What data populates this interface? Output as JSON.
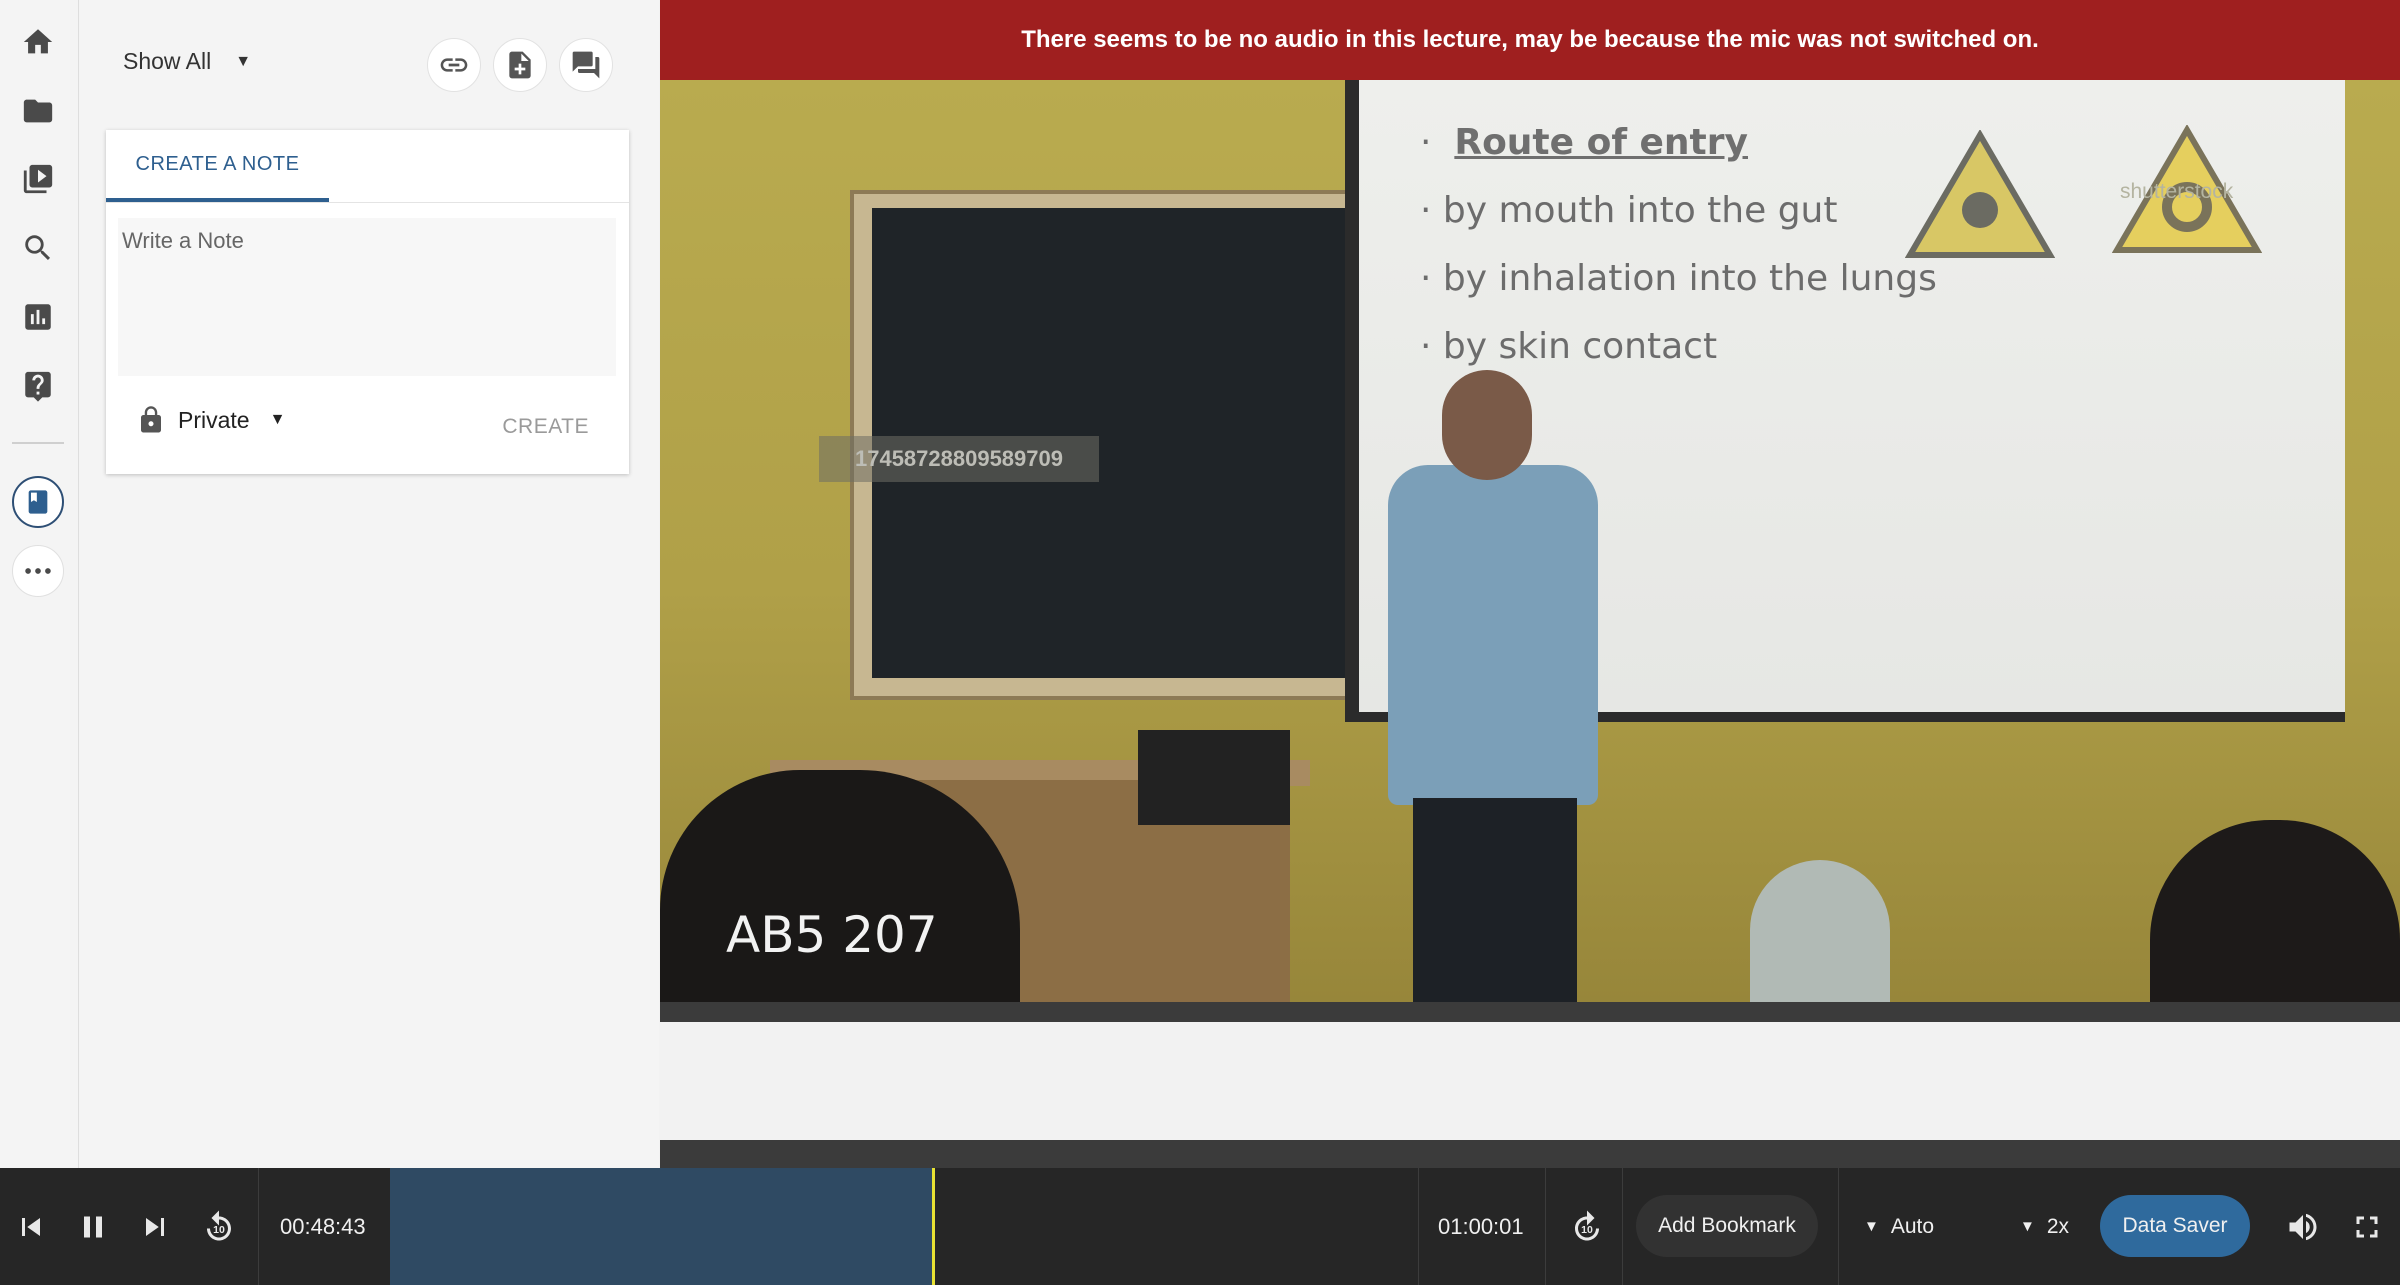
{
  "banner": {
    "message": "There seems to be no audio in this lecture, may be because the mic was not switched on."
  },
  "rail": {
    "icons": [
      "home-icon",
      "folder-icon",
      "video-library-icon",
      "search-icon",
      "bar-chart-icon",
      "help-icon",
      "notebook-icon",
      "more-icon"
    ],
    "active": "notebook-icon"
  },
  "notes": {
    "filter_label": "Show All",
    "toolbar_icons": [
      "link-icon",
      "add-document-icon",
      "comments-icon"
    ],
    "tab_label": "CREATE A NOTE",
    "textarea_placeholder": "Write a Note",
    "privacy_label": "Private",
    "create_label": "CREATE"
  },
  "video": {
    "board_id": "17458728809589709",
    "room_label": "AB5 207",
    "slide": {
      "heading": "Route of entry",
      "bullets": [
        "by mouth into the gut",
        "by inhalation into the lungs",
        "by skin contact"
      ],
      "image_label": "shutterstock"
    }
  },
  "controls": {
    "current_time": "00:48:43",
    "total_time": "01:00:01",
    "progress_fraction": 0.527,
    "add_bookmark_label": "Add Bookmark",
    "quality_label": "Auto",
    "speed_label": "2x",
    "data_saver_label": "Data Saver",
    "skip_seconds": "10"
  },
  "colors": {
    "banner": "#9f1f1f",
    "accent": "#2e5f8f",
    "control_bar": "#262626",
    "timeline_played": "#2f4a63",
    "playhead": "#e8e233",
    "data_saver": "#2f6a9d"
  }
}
____
Copy out all the records exactly, excluding pictures.

What data populates this interface? Output as JSON.
{
  "banner": {
    "message": "There seems to be no audio in this lecture, may be because the mic was not switched on."
  },
  "rail": {
    "icons": [
      "home-icon",
      "folder-icon",
      "video-library-icon",
      "search-icon",
      "bar-chart-icon",
      "help-icon",
      "notebook-icon",
      "more-icon"
    ],
    "active": "notebook-icon"
  },
  "notes": {
    "filter_label": "Show All",
    "toolbar_icons": [
      "link-icon",
      "add-document-icon",
      "comments-icon"
    ],
    "tab_label": "CREATE A NOTE",
    "textarea_placeholder": "Write a Note",
    "privacy_label": "Private",
    "create_label": "CREATE"
  },
  "video": {
    "board_id": "17458728809589709",
    "room_label": "AB5 207",
    "slide": {
      "heading": "Route of entry",
      "bullets": [
        "by mouth into the gut",
        "by inhalation into the lungs",
        "by skin contact"
      ],
      "image_label": "shutterstock"
    }
  },
  "controls": {
    "current_time": "00:48:43",
    "total_time": "01:00:01",
    "progress_fraction": 0.527,
    "add_bookmark_label": "Add Bookmark",
    "quality_label": "Auto",
    "speed_label": "2x",
    "data_saver_label": "Data Saver",
    "skip_seconds": "10"
  },
  "colors": {
    "banner": "#9f1f1f",
    "accent": "#2e5f8f",
    "control_bar": "#262626",
    "timeline_played": "#2f4a63",
    "playhead": "#e8e233",
    "data_saver": "#2f6a9d"
  }
}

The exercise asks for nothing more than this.